- [Exercise prompt]
Return all of the data exactly as given.

- [Records]
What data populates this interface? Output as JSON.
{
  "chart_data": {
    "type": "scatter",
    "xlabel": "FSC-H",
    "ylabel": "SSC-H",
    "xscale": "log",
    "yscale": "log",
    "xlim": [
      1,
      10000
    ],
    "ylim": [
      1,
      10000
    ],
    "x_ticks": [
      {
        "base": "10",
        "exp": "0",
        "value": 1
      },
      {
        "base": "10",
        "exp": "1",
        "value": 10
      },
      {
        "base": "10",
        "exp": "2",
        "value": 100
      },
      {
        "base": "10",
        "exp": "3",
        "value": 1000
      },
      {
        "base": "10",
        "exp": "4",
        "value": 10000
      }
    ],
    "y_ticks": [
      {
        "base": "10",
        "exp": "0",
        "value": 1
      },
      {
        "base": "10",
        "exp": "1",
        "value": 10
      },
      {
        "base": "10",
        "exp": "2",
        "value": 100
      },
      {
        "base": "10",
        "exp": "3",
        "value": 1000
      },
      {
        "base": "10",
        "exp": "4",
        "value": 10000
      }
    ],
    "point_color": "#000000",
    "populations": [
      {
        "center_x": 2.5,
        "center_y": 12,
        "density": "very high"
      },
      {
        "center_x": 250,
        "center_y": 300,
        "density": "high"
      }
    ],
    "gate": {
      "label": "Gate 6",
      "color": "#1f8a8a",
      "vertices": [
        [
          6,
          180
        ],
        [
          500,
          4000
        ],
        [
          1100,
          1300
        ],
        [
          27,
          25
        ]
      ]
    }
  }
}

- [Result for this task]
What data populates this interface? Output as JSON.
{
  "chart_data": {
    "type": "scatter",
    "xlabel": "FSC-H",
    "ylabel": "SSC-H",
    "xscale": "log",
    "yscale": "log",
    "xlim": [
      1,
      10000
    ],
    "ylim": [
      1,
      10000
    ],
    "x_ticks": [
      {
        "base": "10",
        "exp": "0",
        "value": 1
      },
      {
        "base": "10",
        "exp": "1",
        "value": 10
      },
      {
        "base": "10",
        "exp": "2",
        "value": 100
      },
      {
        "base": "10",
        "exp": "3",
        "value": 1000
      },
      {
        "base": "10",
        "exp": "4",
        "value": 10000
      }
    ],
    "y_ticks": [
      {
        "base": "10",
        "exp": "0",
        "value": 1
      },
      {
        "base": "10",
        "exp": "1",
        "value": 10
      },
      {
        "base": "10",
        "exp": "2",
        "value": 100
      },
      {
        "base": "10",
        "exp": "3",
        "value": 1000
      },
      {
        "base": "10",
        "exp": "4",
        "value": 10000
      }
    ],
    "point_color": "#000000",
    "populations": [
      {
        "center_x": 2.5,
        "center_y": 12,
        "density": "very high"
      },
      {
        "center_x": 250,
        "center_y": 300,
        "density": "high"
      }
    ],
    "gate": {
      "label": "Gate 6",
      "color": "#1f8a8a",
      "vertices": [
        [
          6,
          180
        ],
        [
          500,
          4000
        ],
        [
          1100,
          1300
        ],
        [
          27,
          25
        ]
      ]
    }
  }
}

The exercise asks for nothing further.